> Document

THE TRUE STORY OF A HOLOCAUST HERO

An extraordinary athlete was also an extraordinary hero.

Gino Bartali grew up in Florence, Italy, loving everything about riding bicycles. After years of studying them and years of endurance training, he won the 1938 Tour de France. His triumph was muted by the outbreak of World War II, during which Mussolini followed Hitler in the establishment of anti-Jewish laws. In the middle years of the conflict, Bartali was enlisted by a cardinal of the Italian church to help Jews by becoming a document courier. His skill as a cyclist and his fame helped him elude capture until 1944. When the war ended, he kept his clandestine efforts private and went on to win another Tour de France in 1948. The author’s afterword explains why his work was unknown. Yad Vashem, the Israeli Holocaust museum, honored him as a Righteous Among the Nations in 2013. Bartali’s is a life well worth knowing and well worthy of esteem. Fedele’s illustrations in mostly dark hues will appeal to sports fans with their action-oriented scenes. Young readers of World War II stories will gain an understanding from the somber wartime pages.

> Record list
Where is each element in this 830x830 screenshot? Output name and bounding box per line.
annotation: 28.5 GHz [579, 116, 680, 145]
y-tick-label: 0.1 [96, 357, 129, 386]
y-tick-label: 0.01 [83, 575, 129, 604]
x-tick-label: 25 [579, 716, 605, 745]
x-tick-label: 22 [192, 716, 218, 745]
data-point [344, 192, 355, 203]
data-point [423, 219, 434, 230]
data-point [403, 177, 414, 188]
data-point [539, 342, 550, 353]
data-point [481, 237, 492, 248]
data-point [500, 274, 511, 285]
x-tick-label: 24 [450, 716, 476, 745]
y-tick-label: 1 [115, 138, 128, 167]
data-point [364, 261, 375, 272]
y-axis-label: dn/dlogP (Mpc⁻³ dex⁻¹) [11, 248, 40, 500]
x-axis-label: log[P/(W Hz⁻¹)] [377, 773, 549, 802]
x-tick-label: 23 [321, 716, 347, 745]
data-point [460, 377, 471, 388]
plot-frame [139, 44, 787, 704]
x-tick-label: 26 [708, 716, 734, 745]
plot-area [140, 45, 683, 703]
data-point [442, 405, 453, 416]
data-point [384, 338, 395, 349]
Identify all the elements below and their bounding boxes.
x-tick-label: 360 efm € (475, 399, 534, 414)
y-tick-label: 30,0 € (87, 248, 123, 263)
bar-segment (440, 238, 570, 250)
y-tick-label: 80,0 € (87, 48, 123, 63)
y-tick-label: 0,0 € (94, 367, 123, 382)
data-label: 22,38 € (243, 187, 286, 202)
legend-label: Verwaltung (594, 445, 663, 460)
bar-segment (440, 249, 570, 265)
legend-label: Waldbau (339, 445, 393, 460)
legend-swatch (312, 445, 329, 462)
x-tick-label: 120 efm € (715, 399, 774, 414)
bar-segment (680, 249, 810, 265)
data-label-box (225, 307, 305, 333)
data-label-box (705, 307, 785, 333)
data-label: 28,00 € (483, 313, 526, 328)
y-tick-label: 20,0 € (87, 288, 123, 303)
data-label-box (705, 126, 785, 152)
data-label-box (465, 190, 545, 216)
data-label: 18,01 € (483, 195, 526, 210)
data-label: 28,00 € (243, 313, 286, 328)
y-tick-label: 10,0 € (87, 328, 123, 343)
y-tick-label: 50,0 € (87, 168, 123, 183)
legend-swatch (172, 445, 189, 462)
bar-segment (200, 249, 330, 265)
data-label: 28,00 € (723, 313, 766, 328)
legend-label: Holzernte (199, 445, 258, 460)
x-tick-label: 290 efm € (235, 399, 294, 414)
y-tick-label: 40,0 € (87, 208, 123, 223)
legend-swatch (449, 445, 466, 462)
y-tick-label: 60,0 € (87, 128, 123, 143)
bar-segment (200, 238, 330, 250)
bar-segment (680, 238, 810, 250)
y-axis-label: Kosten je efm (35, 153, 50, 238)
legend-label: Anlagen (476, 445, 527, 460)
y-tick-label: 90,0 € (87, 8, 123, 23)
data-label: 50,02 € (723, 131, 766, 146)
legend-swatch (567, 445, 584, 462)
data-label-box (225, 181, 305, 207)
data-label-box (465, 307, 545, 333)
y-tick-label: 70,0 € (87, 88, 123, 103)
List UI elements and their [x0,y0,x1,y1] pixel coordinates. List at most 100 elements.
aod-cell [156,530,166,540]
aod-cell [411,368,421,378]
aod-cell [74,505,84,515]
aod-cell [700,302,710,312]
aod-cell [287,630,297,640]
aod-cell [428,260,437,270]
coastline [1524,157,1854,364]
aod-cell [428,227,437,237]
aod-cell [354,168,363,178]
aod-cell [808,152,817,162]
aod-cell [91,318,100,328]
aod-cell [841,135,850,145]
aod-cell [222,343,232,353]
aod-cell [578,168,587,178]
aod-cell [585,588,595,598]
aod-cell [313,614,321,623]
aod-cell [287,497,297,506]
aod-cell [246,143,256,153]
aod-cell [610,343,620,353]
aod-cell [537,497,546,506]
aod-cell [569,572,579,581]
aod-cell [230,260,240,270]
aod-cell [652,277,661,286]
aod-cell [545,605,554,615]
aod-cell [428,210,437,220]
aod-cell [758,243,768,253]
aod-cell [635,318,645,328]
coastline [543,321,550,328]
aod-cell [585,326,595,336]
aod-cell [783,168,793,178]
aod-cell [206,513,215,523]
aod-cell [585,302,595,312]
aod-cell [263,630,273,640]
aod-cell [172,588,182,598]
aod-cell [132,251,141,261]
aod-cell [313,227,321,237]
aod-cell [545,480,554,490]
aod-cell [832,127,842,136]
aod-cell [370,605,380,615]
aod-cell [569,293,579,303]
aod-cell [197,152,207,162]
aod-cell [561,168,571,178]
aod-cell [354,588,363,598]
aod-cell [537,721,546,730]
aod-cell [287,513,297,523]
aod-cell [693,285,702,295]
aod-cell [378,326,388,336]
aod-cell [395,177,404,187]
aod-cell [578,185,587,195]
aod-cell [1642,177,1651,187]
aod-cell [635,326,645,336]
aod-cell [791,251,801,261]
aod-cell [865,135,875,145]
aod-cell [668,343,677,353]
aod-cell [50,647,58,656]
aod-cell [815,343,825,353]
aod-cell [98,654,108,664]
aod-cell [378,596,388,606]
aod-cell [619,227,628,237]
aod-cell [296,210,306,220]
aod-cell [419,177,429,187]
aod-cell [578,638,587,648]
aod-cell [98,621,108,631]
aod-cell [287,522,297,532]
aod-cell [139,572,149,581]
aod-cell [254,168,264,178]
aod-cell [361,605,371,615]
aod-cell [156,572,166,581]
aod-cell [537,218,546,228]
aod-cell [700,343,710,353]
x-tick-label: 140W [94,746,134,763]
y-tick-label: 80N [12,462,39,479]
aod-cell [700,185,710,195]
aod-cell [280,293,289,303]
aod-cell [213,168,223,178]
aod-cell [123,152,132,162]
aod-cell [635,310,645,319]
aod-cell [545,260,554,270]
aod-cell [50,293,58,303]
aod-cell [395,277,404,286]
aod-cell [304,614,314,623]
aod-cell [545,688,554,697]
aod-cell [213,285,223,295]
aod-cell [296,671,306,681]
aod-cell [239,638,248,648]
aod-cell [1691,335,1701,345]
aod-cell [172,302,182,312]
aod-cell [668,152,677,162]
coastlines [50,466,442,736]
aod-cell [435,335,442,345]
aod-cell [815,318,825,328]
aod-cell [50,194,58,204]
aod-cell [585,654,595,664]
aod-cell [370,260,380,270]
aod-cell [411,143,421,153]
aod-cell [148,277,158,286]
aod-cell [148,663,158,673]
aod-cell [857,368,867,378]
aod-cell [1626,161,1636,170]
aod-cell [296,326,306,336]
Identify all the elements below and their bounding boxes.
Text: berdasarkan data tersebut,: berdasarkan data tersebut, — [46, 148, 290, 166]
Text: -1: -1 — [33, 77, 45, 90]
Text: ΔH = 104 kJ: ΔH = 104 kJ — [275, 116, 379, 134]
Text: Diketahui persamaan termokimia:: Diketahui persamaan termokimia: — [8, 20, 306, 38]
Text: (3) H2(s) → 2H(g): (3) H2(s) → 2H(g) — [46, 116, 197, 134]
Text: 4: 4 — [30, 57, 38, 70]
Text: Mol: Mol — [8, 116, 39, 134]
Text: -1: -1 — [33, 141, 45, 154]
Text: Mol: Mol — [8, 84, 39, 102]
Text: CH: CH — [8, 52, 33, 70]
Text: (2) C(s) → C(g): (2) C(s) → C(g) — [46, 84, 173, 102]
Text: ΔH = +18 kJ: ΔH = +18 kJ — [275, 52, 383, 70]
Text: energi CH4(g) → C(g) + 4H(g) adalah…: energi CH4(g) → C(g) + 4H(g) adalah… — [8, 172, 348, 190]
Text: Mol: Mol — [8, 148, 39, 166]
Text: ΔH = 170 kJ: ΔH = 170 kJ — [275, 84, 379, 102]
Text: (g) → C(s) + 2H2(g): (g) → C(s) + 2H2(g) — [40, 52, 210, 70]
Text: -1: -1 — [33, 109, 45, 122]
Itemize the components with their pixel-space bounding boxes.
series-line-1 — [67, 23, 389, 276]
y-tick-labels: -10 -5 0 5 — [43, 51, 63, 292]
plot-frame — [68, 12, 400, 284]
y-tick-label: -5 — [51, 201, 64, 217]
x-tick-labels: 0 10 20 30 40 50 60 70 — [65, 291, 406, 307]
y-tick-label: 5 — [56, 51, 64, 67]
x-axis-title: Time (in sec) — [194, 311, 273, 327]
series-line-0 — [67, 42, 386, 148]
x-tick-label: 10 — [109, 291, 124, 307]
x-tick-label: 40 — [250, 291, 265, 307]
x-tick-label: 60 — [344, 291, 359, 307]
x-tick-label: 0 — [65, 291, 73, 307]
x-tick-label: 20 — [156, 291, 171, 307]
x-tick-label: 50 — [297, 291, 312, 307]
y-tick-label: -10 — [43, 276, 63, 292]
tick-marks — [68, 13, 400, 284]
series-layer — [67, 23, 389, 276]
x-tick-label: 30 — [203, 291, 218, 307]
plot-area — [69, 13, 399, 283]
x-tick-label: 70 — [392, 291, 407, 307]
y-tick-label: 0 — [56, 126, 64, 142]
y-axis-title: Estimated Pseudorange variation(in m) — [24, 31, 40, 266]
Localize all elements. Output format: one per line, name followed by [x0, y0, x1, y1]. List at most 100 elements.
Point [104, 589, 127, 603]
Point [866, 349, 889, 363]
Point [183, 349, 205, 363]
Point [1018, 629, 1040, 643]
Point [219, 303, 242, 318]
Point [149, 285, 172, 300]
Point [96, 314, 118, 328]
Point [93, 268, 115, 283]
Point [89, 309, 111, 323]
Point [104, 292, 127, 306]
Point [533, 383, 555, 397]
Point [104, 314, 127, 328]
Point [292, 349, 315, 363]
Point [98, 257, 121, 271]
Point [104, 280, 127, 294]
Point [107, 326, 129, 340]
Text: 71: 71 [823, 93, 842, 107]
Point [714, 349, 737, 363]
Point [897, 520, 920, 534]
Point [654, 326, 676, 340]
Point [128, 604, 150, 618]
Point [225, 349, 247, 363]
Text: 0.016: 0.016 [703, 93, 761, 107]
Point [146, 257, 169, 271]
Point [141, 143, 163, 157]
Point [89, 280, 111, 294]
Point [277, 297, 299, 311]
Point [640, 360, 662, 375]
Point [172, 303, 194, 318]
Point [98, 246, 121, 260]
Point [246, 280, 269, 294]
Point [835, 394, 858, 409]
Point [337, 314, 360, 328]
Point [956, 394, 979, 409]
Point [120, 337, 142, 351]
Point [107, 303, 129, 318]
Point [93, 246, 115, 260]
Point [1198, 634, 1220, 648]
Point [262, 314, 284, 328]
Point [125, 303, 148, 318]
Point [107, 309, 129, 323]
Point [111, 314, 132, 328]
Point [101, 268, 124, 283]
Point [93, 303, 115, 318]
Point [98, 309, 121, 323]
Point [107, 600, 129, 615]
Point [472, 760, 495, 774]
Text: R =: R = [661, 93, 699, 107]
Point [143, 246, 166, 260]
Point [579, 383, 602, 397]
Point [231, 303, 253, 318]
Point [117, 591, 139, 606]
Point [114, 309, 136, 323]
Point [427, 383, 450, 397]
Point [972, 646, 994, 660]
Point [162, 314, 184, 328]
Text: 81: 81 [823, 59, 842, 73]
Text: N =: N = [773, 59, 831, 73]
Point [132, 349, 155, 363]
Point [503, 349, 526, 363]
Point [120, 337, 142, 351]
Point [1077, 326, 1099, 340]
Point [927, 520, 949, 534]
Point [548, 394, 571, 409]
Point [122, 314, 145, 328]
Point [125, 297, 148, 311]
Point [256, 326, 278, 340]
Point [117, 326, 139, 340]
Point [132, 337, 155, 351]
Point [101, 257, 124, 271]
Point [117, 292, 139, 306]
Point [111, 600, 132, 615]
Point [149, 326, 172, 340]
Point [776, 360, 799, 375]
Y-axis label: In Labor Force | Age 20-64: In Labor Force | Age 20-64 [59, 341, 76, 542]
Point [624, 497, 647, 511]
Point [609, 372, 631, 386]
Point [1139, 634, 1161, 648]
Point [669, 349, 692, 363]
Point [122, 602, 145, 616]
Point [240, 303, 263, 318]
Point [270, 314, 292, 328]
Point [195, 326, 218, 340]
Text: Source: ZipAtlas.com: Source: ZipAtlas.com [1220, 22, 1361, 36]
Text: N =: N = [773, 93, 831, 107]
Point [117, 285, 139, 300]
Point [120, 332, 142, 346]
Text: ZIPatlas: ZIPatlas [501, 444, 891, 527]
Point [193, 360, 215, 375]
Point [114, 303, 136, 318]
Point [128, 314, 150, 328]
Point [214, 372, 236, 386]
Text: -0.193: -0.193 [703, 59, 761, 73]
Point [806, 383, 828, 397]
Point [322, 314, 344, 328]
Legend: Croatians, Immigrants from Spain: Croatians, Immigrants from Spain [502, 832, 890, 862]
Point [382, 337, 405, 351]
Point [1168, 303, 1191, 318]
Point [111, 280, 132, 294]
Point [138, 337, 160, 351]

> Exercise description
Please list every year that the piece about Gino Bartali above gives in four-digit numerals.

> Solution
1938, 1944, 1948, 2013